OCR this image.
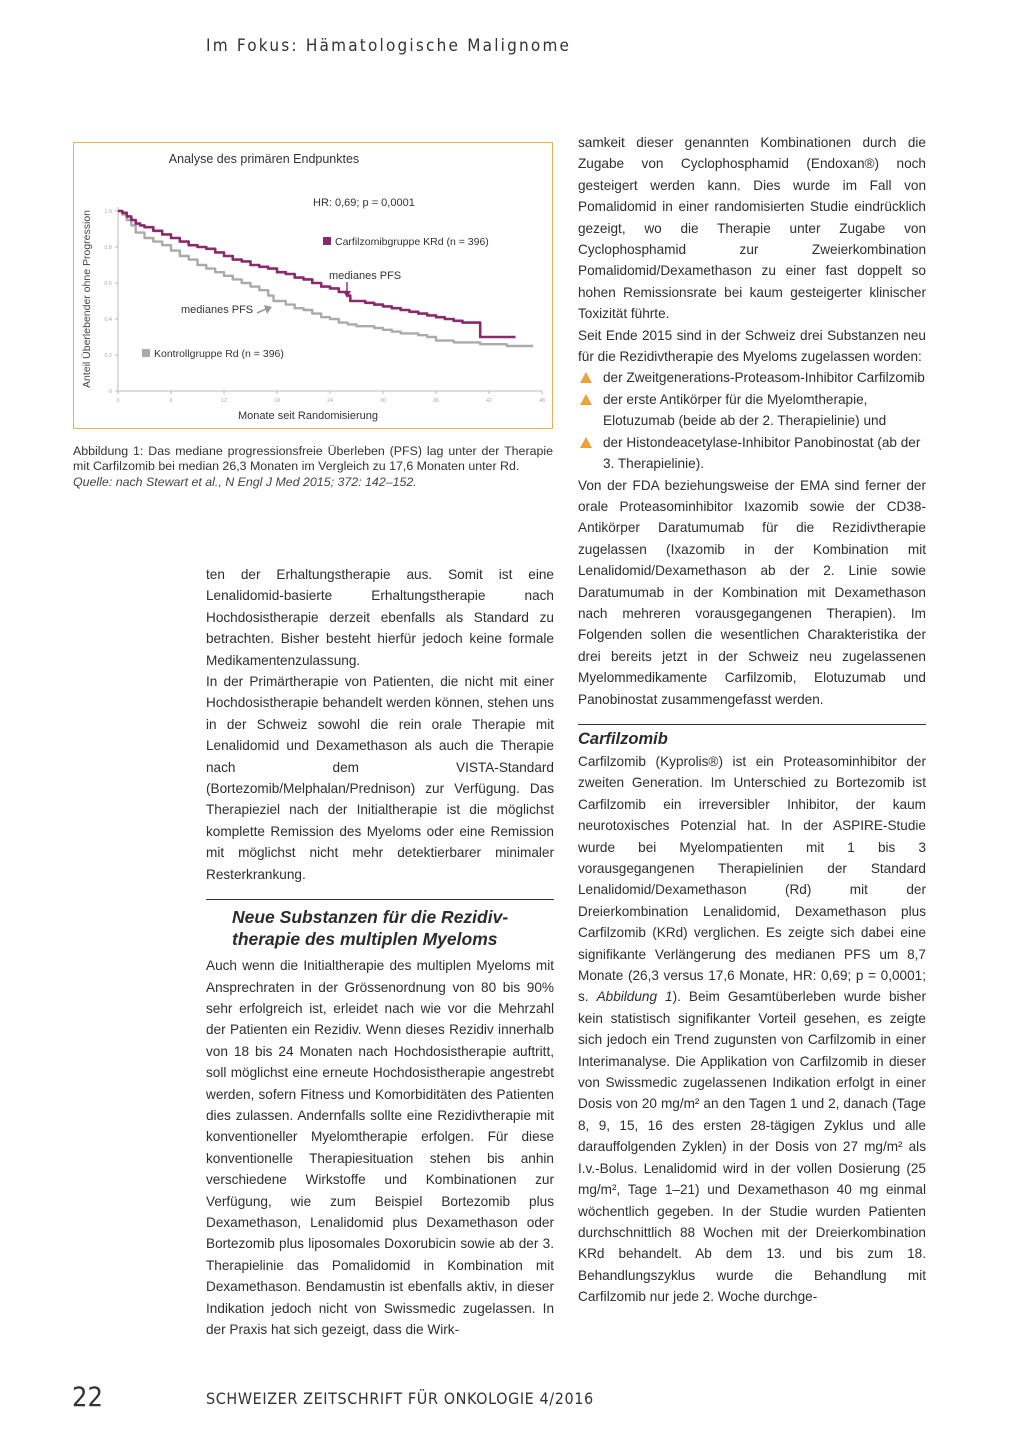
Im Fokus: Hämatologische Malignome
Analyse des primären Endpunktes
Anteil Überlebender ohne Progression
Monate seit Randomisierung
0
0.2
0.4
0.6
0.8
1.0
0	6	12	18	24	30	36	42	48
HR: 0,69; p = 0,0001
Carfilzomibgruppe KRd (n = 396)
medianes PFS
medianes PFS
Kontrollgruppe Rd (n = 396)

Abbildung 1: Das mediane progressionsfreie Überleben (PFS) lag unter der Therapie mit Carfilzomib bei median 26,3 Monaten im Vergleich zu 17,6 Monaten unter Rd.

Quelle: nach Stewart et al., N Engl J Med 2015; 372: 142–152.

ten der Erhaltungstherapie aus. Somit ist eine Lenalidomid-basierte Erhaltungstherapie nach Hochdosistherapie derzeit ebenfalls als Standard zu betrachten. Bisher besteht hierfür jedoch keine formale Medikamentenzulassung.

In der Primärtherapie von Patienten, die nicht mit einer Hochdosistherapie behandelt werden können, stehen uns in der Schweiz sowohl die rein orale Therapie mit Lenalidomid und Dexamethason als auch die Therapie nach dem VISTA-Standard (Bortezomib/Melphalan/Prednison) zur Verfügung. Das Therapieziel nach der Initialtherapie ist die möglichst komplette Remission des Myeloms oder eine Remission mit möglichst nicht mehr detektierbarer minimaler Resterkrankung.

Neue Substanzen für die Rezidiv-
therapie des multiplen Myeloms

Auch wenn die Initialtherapie des multiplen Myeloms mit Ansprechraten in der Grössenordnung von 80 bis 90% sehr erfolgreich ist, erleidet nach wie vor die Mehrzahl der Patienten ein Rezidiv. Wenn dieses Rezidiv innerhalb von 18 bis 24 Monaten nach Hochdosistherapie auftritt, soll möglichst eine erneute Hochdosistherapie angestrebt werden, sofern Fitness und Komorbiditäten des Patienten dies zulassen. Andernfalls sollte eine Rezidivtherapie mit konventioneller Myelomtherapie erfolgen. Für diese konventionelle Therapiesituation stehen bis anhin verschiedene Wirkstoffe und Kombinationen zur Verfügung, wie zum Beispiel Bortezomib plus Dexamethason, Lenalidomid plus Dexamethason oder Bortezomib plus liposomales Doxorubicin sowie ab der 3. Therapielinie das Pomalidomid in Kombination mit Dexamethason. Bendamustin ist ebenfalls aktiv, in dieser Indikation jedoch nicht von Swissmedic zugelassen. In der Praxis hat sich gezeigt, dass die Wirk-

samkeit dieser genannten Kombinationen durch die Zugabe von Cyclophosphamid (Endoxan®) noch gesteigert werden kann. Dies wurde im Fall von Pomalidomid in einer randomisierten Studie eindrücklich gezeigt, wo die Therapie unter Zugabe von Cyclophosphamid zur Zweierkombination Pomalidomid/Dexamethason zu einer fast doppelt so hohen Remissionsrate bei kaum gesteigerter klinischer Toxizität führte.

Seit Ende 2015 sind in der Schweiz drei Substanzen neu für die Rezidivtherapie des Myeloms zugelassen worden:

der Zweitgenerations-Proteasom-Inhibitor Carfilzomib
der erste Antikörper für die Myelomtherapie, Elotuzumab (beide ab der 2. Therapielinie) und
der Histondeacetylase-Inhibitor Panobinostat (ab der 3. Therapielinie).

Von der FDA beziehungsweise der EMA sind ferner der orale Proteasominhibitor Ixazomib sowie der CD38-Antikörper Daratumumab für die Rezidivtherapie zugelassen (Ixazomib in der Kombination mit Lenalidomid/Dexamethason ab der 2. Linie sowie Daratumumab in der Kombination mit Dexamethason nach mehreren vorausgegangenen Therapien). Im Folgenden sollen die wesentlichen Charakteristika der drei bereits jetzt in der Schweiz neu zugelassenen Myelommedikamente Carfilzomib, Elotuzumab und Panobinostat zusammengefasst werden.

Carfilzomib

Carfilzomib (Kyprolis®) ist ein Proteasominhibitor der zweiten Generation. Im Unterschied zu Bortezomib ist Carfilzomib ein irreversibler Inhibitor, der kaum neurotoxisches Potenzial hat. In der ASPIRE-Studie wurde bei Myelompatienten mit 1 bis 3 vorausgegangenen Therapielinien der Standard Lenalidomid/Dexamethason (Rd) mit der Dreierkombination Lenalidomid, Dexamethason plus Carfilzomib (KRd) verglichen. Es zeigte sich dabei eine signifikante Verlängerung des medianen PFS um 8,7 Monate (26,3 versus 17,6 Monate, HR: 0,69; p = 0,0001; s. Abbildung 1). Beim Gesamtüberleben wurde bisher kein statistisch signifikanter Vorteil gesehen, es zeigte sich jedoch ein Trend zugunsten von Carfilzomib in einer Interimanalyse. Die Applikation von Carfilzomib in dieser von Swissmedic zugelassenen Indikation erfolgt in einer Dosis von 20 mg/m² an den Tagen 1 und 2, danach (Tage 8, 9, 15, 16 des ersten 28-tägigen Zyklus und alle darauffolgenden Zyklen) in der Dosis von 27 mg/m² als I.v.-Bolus. Lenalidomid wird in der vollen Dosierung (25 mg/m², Tage 1–21) und Dexamethason 40 mg einmal wöchentlich gegeben. In der Studie wurden Patienten durchschnittlich 88 Wochen mit der Dreierkombination KRd behandelt. Ab dem 13. und bis zum 18. Behandlungszyklus wurde die Behandlung mit Carfilzomib nur jede 2. Woche durchge-

22	SCHWEIZER ZEITSCHRIFT FÜR ONKOLOGIE 4/2016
______
Exercise aim » Scan the material above. Extract every line in which the word "behandelt" occurs.

Complete response »
In der Primärtherapie von Patienten, die nicht mit einer Hochdosistherapie behandelt werden können, stehen uns in der Schweiz sowohl die rein orale Therapie mit Lenalidomid und Dexamethason als auch die Therapie nach dem VISTA-Standard (Bortezomib/Melphalan/Prednison) zur Verfügung. Das Therapieziel nach der Initialtherapie ist die möglichst komplette Remission des Myeloms oder eine Remission mit möglichst nicht mehr detektierbarer minimaler Resterkrankung.
Carfilzomib (Kyprolis®) ist ein Proteasominhibitor der zweiten Generation. Im Unterschied zu Bortezomib ist Carfilzomib ein irreversibler Inhibitor, der kaum neurotoxisches Potenzial hat. In der ASPIRE-Studie wurde bei Myelompatienten mit 1 bis 3 vorausgegangenen Therapielinien der Standard Lenalidomid/Dexamethason (Rd) mit der Dreierkombination Lenalidomid, Dexamethason plus Carfilzomib (KRd) verglichen. Es zeigte sich dabei eine signifikante Verlängerung des medianen PFS um 8,7 Monate (26,3 versus 17,6 Monate, HR: 0,69; p = 0,0001; s. Abbildung 1). Beim Gesamtüberleben wurde bisher kein statistisch signifikanter Vorteil gesehen, es zeigte sich jedoch ein Trend zugunsten von Carfilzomib in einer Interimanalyse. Die Applikation von Carfilzomib in dieser von Swissmedic zugelassenen Indikation erfolgt in einer Dosis von 20 mg/m² an den Tagen 1 und 2, danach (Tage 8, 9, 15, 16 des ersten 28-tägigen Zyklus und alle darauffolgenden Zyklen) in der Dosis von 27 mg/m² als I.v.-Bolus. Lenalidomid wird in der vollen Dosierung (25 mg/m², Tage 1–21) und Dexamethason 40 mg einmal wöchentlich gegeben. In der Studie wurden Patienten durchschnittlich 88 Wochen mit der Dreierkombination KRd behandelt. Ab dem 13. und bis zum 18. Behandlungszyklus wurde die Behandlung mit Carfilzomib nur jede 2. Woche durchge-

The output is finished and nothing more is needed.